* [Goal]: In the copy, include every entry exactly but none of the pictures.

──────── Input data ────────

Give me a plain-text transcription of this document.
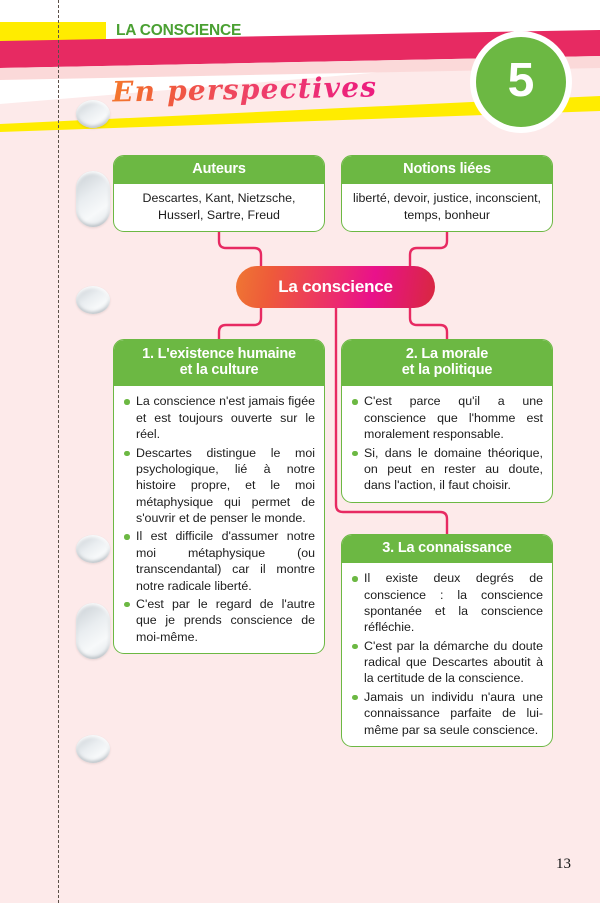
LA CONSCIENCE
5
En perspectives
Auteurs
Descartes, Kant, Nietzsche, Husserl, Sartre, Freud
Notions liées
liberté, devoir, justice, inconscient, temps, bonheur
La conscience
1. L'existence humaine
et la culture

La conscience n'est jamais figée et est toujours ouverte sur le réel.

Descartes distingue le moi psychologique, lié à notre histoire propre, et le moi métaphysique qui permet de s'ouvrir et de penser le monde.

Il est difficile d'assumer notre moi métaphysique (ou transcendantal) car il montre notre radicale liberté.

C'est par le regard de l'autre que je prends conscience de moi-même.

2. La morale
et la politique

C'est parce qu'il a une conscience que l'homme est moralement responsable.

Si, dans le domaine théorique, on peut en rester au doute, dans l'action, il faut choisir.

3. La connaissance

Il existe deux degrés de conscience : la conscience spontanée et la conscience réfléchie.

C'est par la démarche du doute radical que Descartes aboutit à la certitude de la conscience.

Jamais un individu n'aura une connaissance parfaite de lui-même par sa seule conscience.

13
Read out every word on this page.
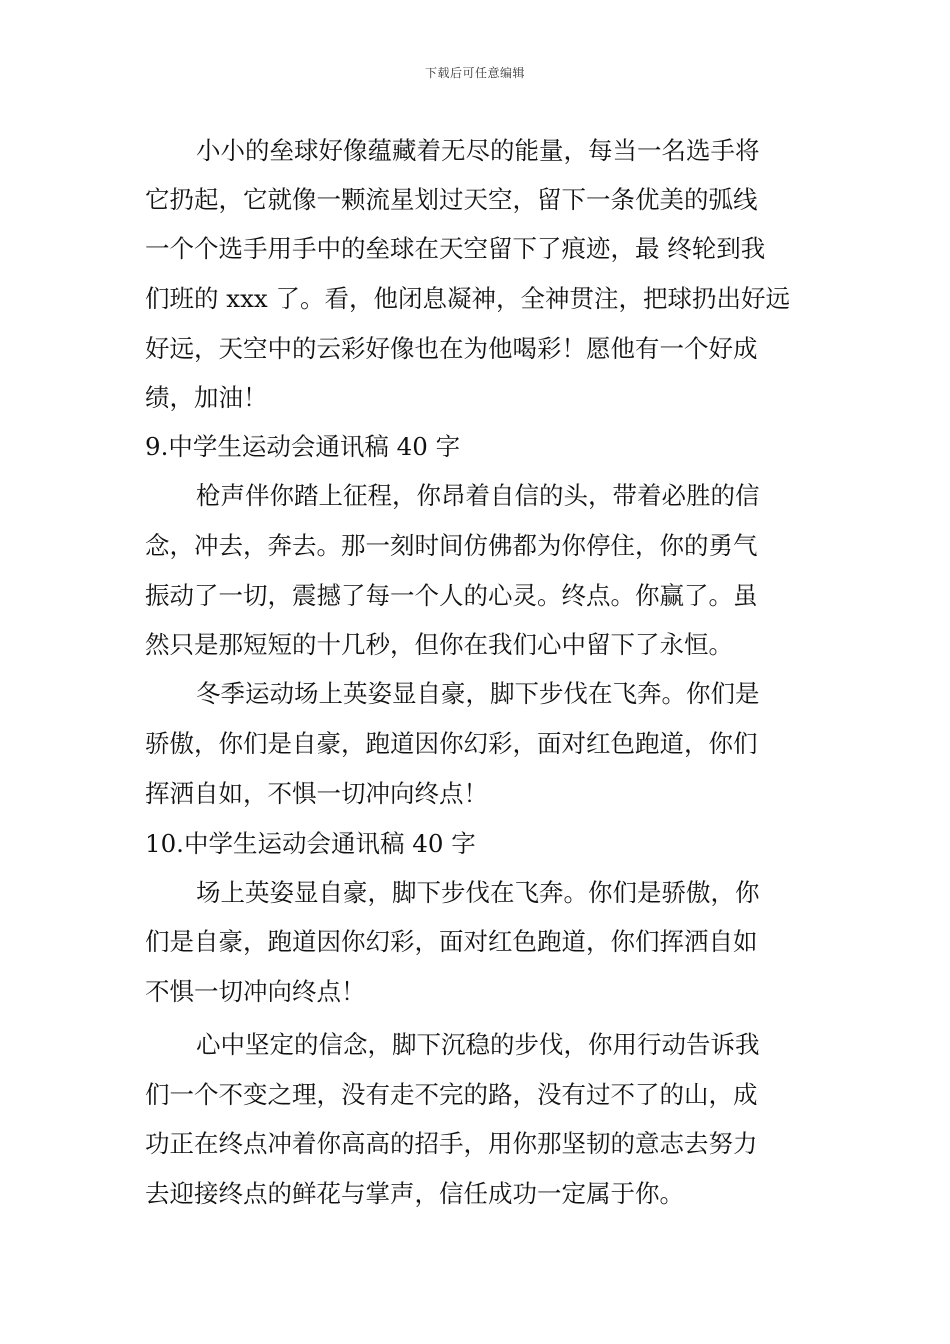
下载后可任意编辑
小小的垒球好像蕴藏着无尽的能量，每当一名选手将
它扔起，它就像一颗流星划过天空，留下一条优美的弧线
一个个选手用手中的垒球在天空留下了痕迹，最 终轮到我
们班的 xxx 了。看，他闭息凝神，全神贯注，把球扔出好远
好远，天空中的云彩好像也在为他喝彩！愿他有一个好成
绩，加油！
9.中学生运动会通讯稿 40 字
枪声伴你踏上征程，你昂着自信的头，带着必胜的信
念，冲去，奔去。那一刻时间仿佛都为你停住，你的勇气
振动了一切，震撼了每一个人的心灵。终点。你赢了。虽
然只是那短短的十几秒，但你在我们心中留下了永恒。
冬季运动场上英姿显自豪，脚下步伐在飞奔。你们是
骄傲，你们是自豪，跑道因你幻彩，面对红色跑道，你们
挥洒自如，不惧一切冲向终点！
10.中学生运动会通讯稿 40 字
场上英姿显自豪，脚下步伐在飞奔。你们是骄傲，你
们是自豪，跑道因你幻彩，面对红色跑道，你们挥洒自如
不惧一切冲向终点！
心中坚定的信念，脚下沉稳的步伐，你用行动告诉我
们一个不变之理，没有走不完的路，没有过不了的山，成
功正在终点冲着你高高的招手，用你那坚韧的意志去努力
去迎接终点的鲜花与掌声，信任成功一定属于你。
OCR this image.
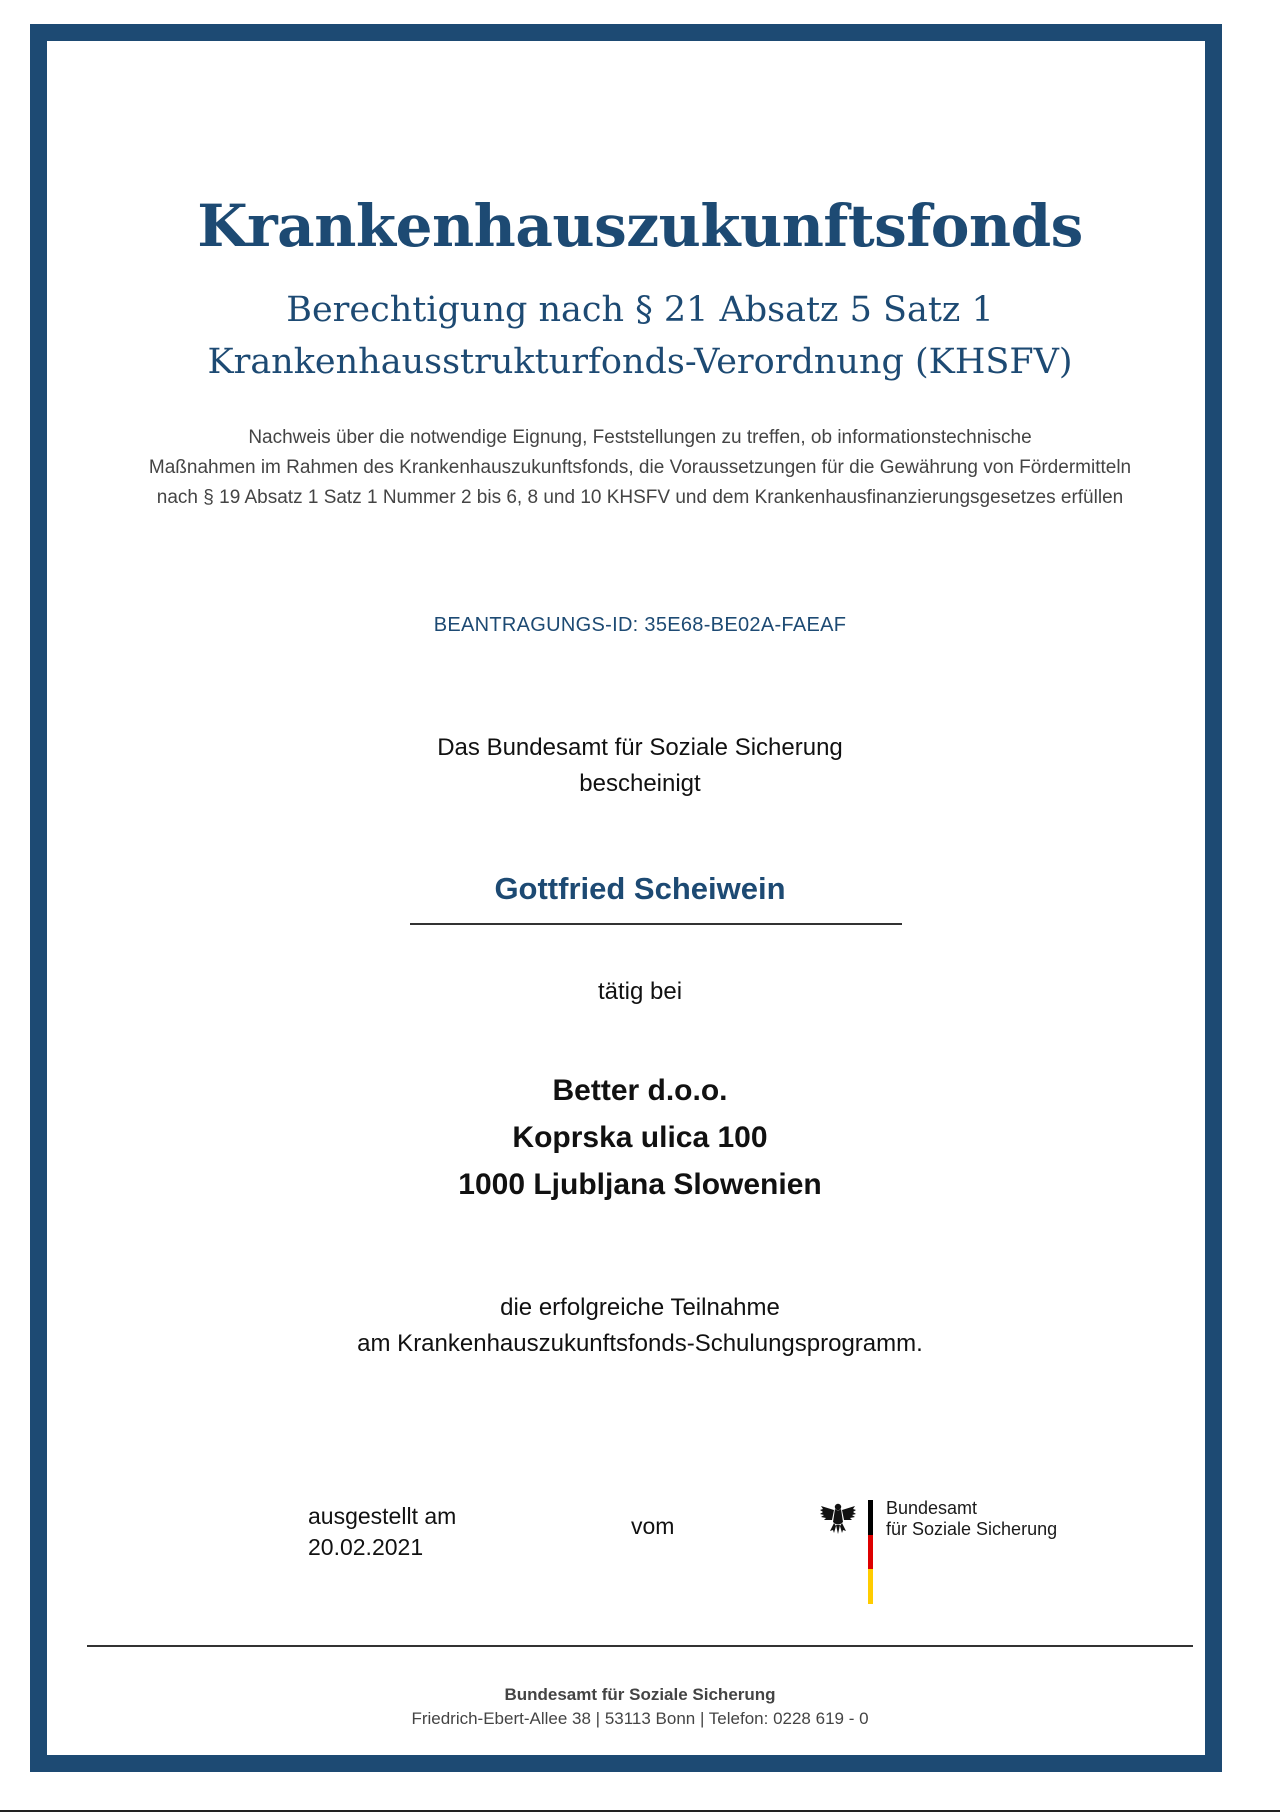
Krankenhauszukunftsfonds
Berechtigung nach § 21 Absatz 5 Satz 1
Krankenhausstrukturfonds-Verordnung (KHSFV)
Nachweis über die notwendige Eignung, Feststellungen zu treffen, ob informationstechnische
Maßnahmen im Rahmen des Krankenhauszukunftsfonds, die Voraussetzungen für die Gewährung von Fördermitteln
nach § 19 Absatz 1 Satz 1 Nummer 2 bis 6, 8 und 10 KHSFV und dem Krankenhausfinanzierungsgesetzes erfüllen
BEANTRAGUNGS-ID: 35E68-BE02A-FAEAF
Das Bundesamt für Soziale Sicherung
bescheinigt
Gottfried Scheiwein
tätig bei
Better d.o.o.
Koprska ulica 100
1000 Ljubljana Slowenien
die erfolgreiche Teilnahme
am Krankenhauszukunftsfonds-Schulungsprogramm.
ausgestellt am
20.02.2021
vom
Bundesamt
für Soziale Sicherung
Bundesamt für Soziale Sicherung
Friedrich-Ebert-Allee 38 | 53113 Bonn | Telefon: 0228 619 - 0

────────

* [Solution to the problem]:
Give me a plain-text transcription of this document.
LA CONSCIENCE
5
En perspectives
Auteurs
Descartes, Kant, Nietzsche, Husserl, Sartre, Freud
Notions liées
liberté, devoir, justice, inconscient, temps, bonheur
La conscience
1. L'existence humaine
et la culture

La conscience n'est jamais figée et est toujours ouverte sur le réel.

Descartes distingue le moi psychologique, lié à notre histoire propre, et le moi métaphysique qui permet de s'ouvrir et de penser le monde.

Il est difficile d'assumer notre moi métaphysique (ou transcendantal) car il montre notre radicale liberté.

C'est par le regard de l'autre que je prends conscience de moi-même.

2. La morale
et la politique

C'est parce qu'il a une conscience que l'homme est moralement responsable.

Si, dans le domaine théorique, on peut en rester au doute, dans l'action, il faut choisir.

3. La connaissance

Il existe deux degrés de conscience : la conscience spontanée et la conscience réfléchie.

C'est par la démarche du doute radical que Descartes aboutit à la certitude de la conscience.

Jamais un individu n'aura une connaissance parfaite de lui-même par sa seule conscience.

13
Read out every word on this page.
下载后可任意编辑
小小的垒球好像蕴藏着无尽的能量，每当一名选手将
它扔起，它就像一颗流星划过天空，留下一条优美的弧线
一个个选手用手中的垒球在天空留下了痕迹，最 终轮到我
们班的 xxx 了。看，他闭息凝神，全神贯注，把球扔出好远
好远，天空中的云彩好像也在为他喝彩！愿他有一个好成
绩，加油！
9.中学生运动会通讯稿 40 字
枪声伴你踏上征程，你昂着自信的头，带着必胜的信
念，冲去，奔去。那一刻时间仿佛都为你停住，你的勇气
振动了一切，震撼了每一个人的心灵。终点。你赢了。虽
然只是那短短的十几秒，但你在我们心中留下了永恒。
冬季运动场上英姿显自豪，脚下步伐在飞奔。你们是
骄傲，你们是自豪，跑道因你幻彩，面对红色跑道，你们
挥洒自如，不惧一切冲向终点！
10.中学生运动会通讯稿 40 字
场上英姿显自豪，脚下步伐在飞奔。你们是骄傲，你
们是自豪，跑道因你幻彩，面对红色跑道，你们挥洒自如
不惧一切冲向终点！
心中坚定的信念，脚下沉稳的步伐，你用行动告诉我
们一个不变之理，没有走不完的路，没有过不了的山，成
功正在终点冲着你高高的招手，用你那坚韧的意志去努力
去迎接终点的鲜花与掌声，信任成功一定属于你。
OCR this image.
Krankenhauszukunftsfonds
Berechtigung nach § 21 Absatz 5 Satz 1
Krankenhausstrukturfonds-Verordnung (KHSFV)
Nachweis über die notwendige Eignung, Feststellungen zu treffen, ob informationstechnische
Maßnahmen im Rahmen des Krankenhauszukunftsfonds, die Voraussetzungen für die Gewährung von Fördermitteln
nach § 19 Absatz 1 Satz 1 Nummer 2 bis 6, 8 und 10 KHSFV und dem Krankenhausfinanzierungsgesetzes erfüllen
BEANTRAGUNGS-ID: 35E68-BE02A-FAEAF
Das Bundesamt für Soziale Sicherung
bescheinigt
Gottfried Scheiwein
tätig bei
Better d.o.o.
Koprska ulica 100
1000 Ljubljana Slowenien
die erfolgreiche Teilnahme
am Krankenhauszukunftsfonds-Schulungsprogramm.
ausgestellt am
20.02.2021
vom
Bundesamt
für Soziale Sicherung
Bundesamt für Soziale Sicherung
Friedrich-Ebert-Allee 38 | 53113 Bonn | Telefon: 0228 619 - 0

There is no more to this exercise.